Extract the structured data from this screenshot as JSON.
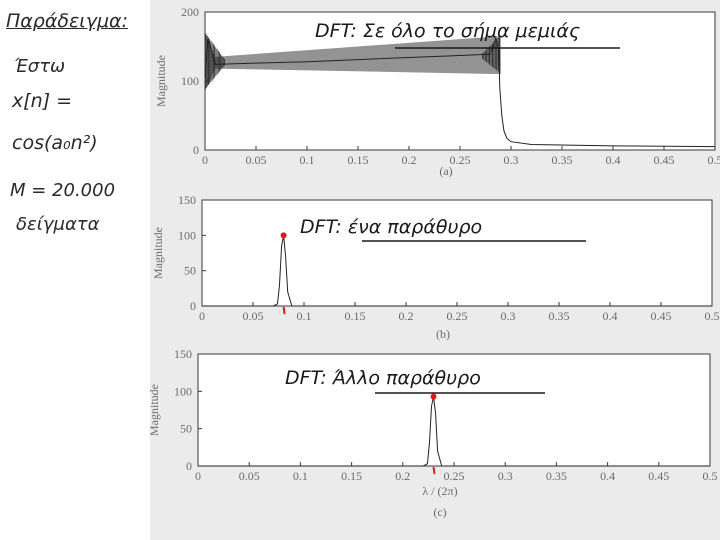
{
  "notes": {
    "line1": "Παράδειγμα:",
    "line2": "Έστω",
    "line3": "x[n] =",
    "line4": "cos(a₀n²)",
    "line5": "M = 20.000",
    "line6": "δείγματα"
  },
  "colors": {
    "page": "#ebebeb",
    "curve": "#222222",
    "marker": "#d81b1b",
    "ink": "#1a1a1a"
  },
  "chart_data": [
    {
      "type": "line",
      "panel": "(a)",
      "annotation": "DFT: Σε όλο το σήμα μεμιάς",
      "ylabel": "Magnitude",
      "xlabel": "",
      "xlim": [
        0,
        0.5
      ],
      "ylim": [
        0,
        200
      ],
      "xticks": [
        "0",
        "0.05",
        "0.1",
        "0.15",
        "0.2",
        "0.25",
        "0.3",
        "0.35",
        "0.4",
        "0.45",
        "0.5"
      ],
      "yticks": [
        "0",
        "100",
        "200"
      ],
      "series": [
        {
          "x": [
            0,
            0.003,
            0.01,
            0.05,
            0.1,
            0.15,
            0.2,
            0.25,
            0.28,
            0.285,
            0.288,
            0.289,
            0.291,
            0.293,
            0.296,
            0.3,
            0.32,
            0.4,
            0.5
          ],
          "y": [
            105,
            160,
            124,
            126,
            128,
            131,
            134,
            137,
            139,
            162,
            145,
            90,
            50,
            28,
            17,
            12,
            8,
            6,
            5
          ]
        }
      ],
      "envelope": {
        "x": [
          0,
          0.01,
          0.29
        ],
        "upper": [
          172,
          135,
          165
        ],
        "lower": [
          85,
          118,
          110
        ]
      }
    },
    {
      "type": "line",
      "panel": "(b)",
      "annotation": "DFT: ένα παράθυρο",
      "ylabel": "Magnitude",
      "xlabel": "",
      "xlim": [
        0,
        0.5
      ],
      "ylim": [
        0,
        150
      ],
      "xticks": [
        "0",
        "0.05",
        "0.1",
        "0.15",
        "0.2",
        "0.25",
        "0.3",
        "0.35",
        "0.4",
        "0.45",
        "0.5"
      ],
      "yticks": [
        "0",
        "50",
        "100",
        "150"
      ],
      "series": [
        {
          "x": [
            0,
            0.07,
            0.074,
            0.076,
            0.078,
            0.08,
            0.082,
            0.084,
            0.088,
            0.5
          ],
          "y": [
            0,
            0,
            3,
            30,
            85,
            100,
            70,
            20,
            0,
            0
          ]
        }
      ],
      "peak": {
        "x": 0.08,
        "y": 100
      }
    },
    {
      "type": "line",
      "panel": "(c)",
      "annotation": "DFT: Άλλο παράθυρο",
      "ylabel": "Magnitude",
      "xlabel": "λ / (2π)",
      "xlim": [
        0,
        0.5
      ],
      "ylim": [
        0,
        150
      ],
      "xticks": [
        "0",
        "0.05",
        "0.1",
        "0.15",
        "0.2",
        "0.25",
        "0.3",
        "0.35",
        "0.4",
        "0.45",
        "0.5"
      ],
      "yticks": [
        "0",
        "50",
        "100",
        "150"
      ],
      "series": [
        {
          "x": [
            0,
            0.22,
            0.224,
            0.226,
            0.228,
            0.23,
            0.232,
            0.234,
            0.238,
            0.5
          ],
          "y": [
            0,
            0,
            3,
            30,
            80,
            93,
            70,
            20,
            0,
            0
          ]
        }
      ],
      "peak": {
        "x": 0.23,
        "y": 93
      }
    }
  ]
}
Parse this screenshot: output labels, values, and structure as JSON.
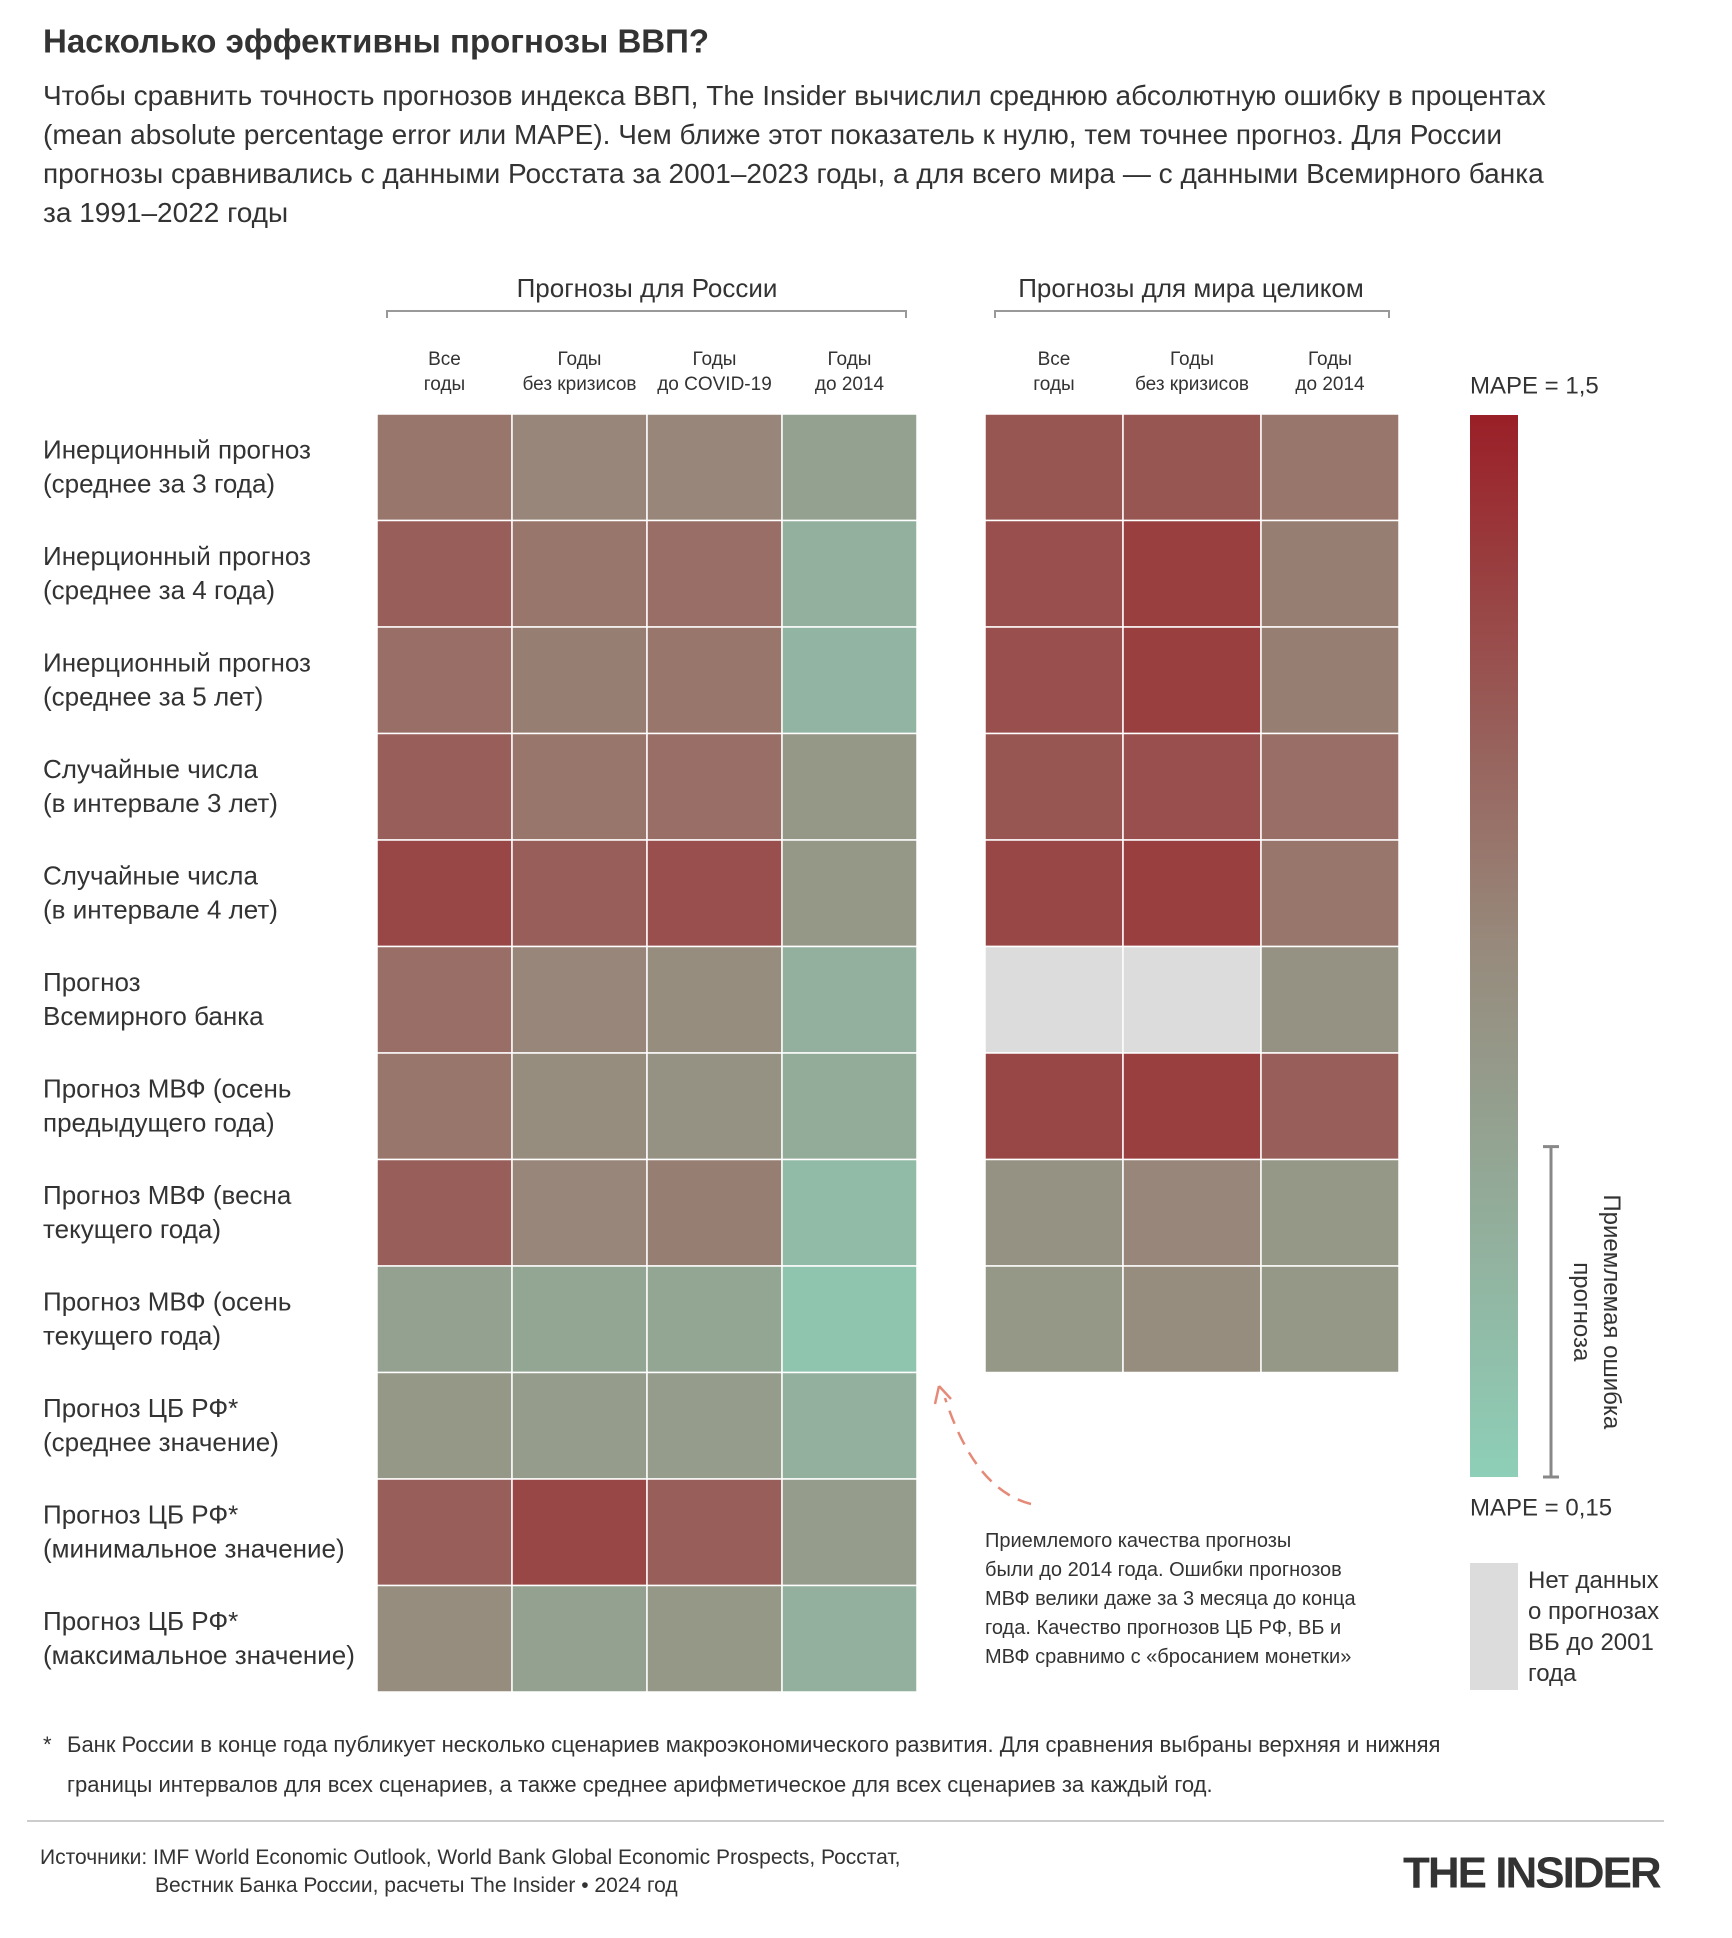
{
  "chart_data": {
    "type": "heatmap",
    "title": "Насколько эффективны прогнозы ВВП?",
    "subtitle": "Чтобы сравнить точность прогнозов индекса ВВП, The Insider вычислил среднюю абсолютную ошибку в процентах\n(mean absolute percentage error или MAPE). Чем ближе этот показатель к нулю, тем точнее прогноз. Для России\nпрогнозы сравнивались с данными Росстата за 2001–2023 годы, а для всего мира — с данными Всемирного банка\nза 1991–2022 годы",
    "rows": [
      "Инерционный прогноз\n(среднее за 3 года)",
      "Инерционный прогноз\n(среднее за 4 года)",
      "Инерционный прогноз\n(среднее за 5 лет)",
      "Случайные числа\n(в интервале 3 лет)",
      "Случайные числа\n(в интервале 4 лет)",
      "Прогноз\nВсемирного банка",
      "Прогноз МВФ (осень\nпредыдущего года)",
      "Прогноз МВФ (весна\nтекущего года)",
      "Прогноз МВФ (осень\nтекущего года)",
      "Прогноз ЦБ РФ*\n(среднее значение)",
      "Прогноз ЦБ РФ*\n(минимальное значение)",
      "Прогноз ЦБ РФ*\n(максимальное значение)"
    ],
    "panels": [
      {
        "title": "Прогнозы для России",
        "columns": [
          "Все\nгоды",
          "Годы\nбез кризисов",
          "Годы\nдо COVID-19",
          "Годы\nдо 2014"
        ],
        "values": [
          [
            0.95,
            0.85,
            0.85,
            0.6
          ],
          [
            1.1,
            0.95,
            1.0,
            0.45
          ],
          [
            1.0,
            0.9,
            0.95,
            0.4
          ],
          [
            1.1,
            0.95,
            1.0,
            0.7
          ],
          [
            1.25,
            1.1,
            1.2,
            0.7
          ],
          [
            1.0,
            0.85,
            0.8,
            0.45
          ],
          [
            0.95,
            0.8,
            0.75,
            0.5
          ],
          [
            1.1,
            0.85,
            0.9,
            0.35
          ],
          [
            0.6,
            0.55,
            0.55,
            0.25
          ],
          [
            0.7,
            0.65,
            0.65,
            0.45
          ],
          [
            1.1,
            1.25,
            1.1,
            0.65
          ],
          [
            0.8,
            0.6,
            0.7,
            0.45
          ]
        ]
      },
      {
        "title": "Прогнозы для мира целиком",
        "columns": [
          "Все\nгоды",
          "Годы\nбез кризисов",
          "Годы\nдо 2014"
        ],
        "values": [
          [
            1.15,
            1.15,
            0.95
          ],
          [
            1.2,
            1.3,
            0.9
          ],
          [
            1.2,
            1.3,
            0.9
          ],
          [
            1.15,
            1.2,
            1.0
          ],
          [
            1.25,
            1.3,
            0.95
          ],
          [
            null,
            null,
            0.75
          ],
          [
            1.25,
            1.3,
            1.1
          ],
          [
            0.75,
            0.85,
            0.7
          ],
          [
            0.7,
            0.8,
            0.7
          ]
        ]
      }
    ],
    "colorbar": {
      "lim": [
        0.15,
        1.5
      ],
      "colors": [
        "#8ecfb8",
        "#978a7c",
        "#9a1f27"
      ],
      "ticks": [
        {
          "value": 1.5,
          "label": "MAPE = 1,5"
        },
        {
          "value": 0.15,
          "label": "MAPE = 0,15"
        }
      ]
    },
    "acceptable_error": {
      "label": "Приемлемая ошибка\nпрогноза",
      "range": [
        0.15,
        0.57
      ]
    },
    "no_data": {
      "label": "Нет данных\nо прогнозах\nВБ до 2001\nгода",
      "color": "#dcdcdc"
    },
    "annotation": "Приемлемого качества прогнозы\nбыли до 2014 года. Ошибки прогнозов\nМВФ велики даже за 3 месяца до конца\nгода. Качество прогнозов ЦБ РФ, ВБ и\nМВФ сравнимо с «бросанием монетки»",
    "footnote_mark": "*",
    "footnote": "Банк России в конце года публикует несколько сценариев макроэкономического развития. Для сравнения выбраны верхняя и нижняя\nграницы интервалов для всех сценариев, а также среднее арифметическое для всех сценариев за каждый год.",
    "source": "Источники: IMF World Economic Outlook, World Bank Global Economic Prospects, Росстат,\nВестник Банка России, расчеты The Insider • 2024 год",
    "logo": "THE INSIDER"
  }
}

=== YOUR OBJECTIVE ===
Copy each line of the records above that carries the word "числа".

=== SOLUTION ===
      "Случайные числа\n(в интервале 3 лет)",
      "Случайные числа\n(в интервале 4 лет)",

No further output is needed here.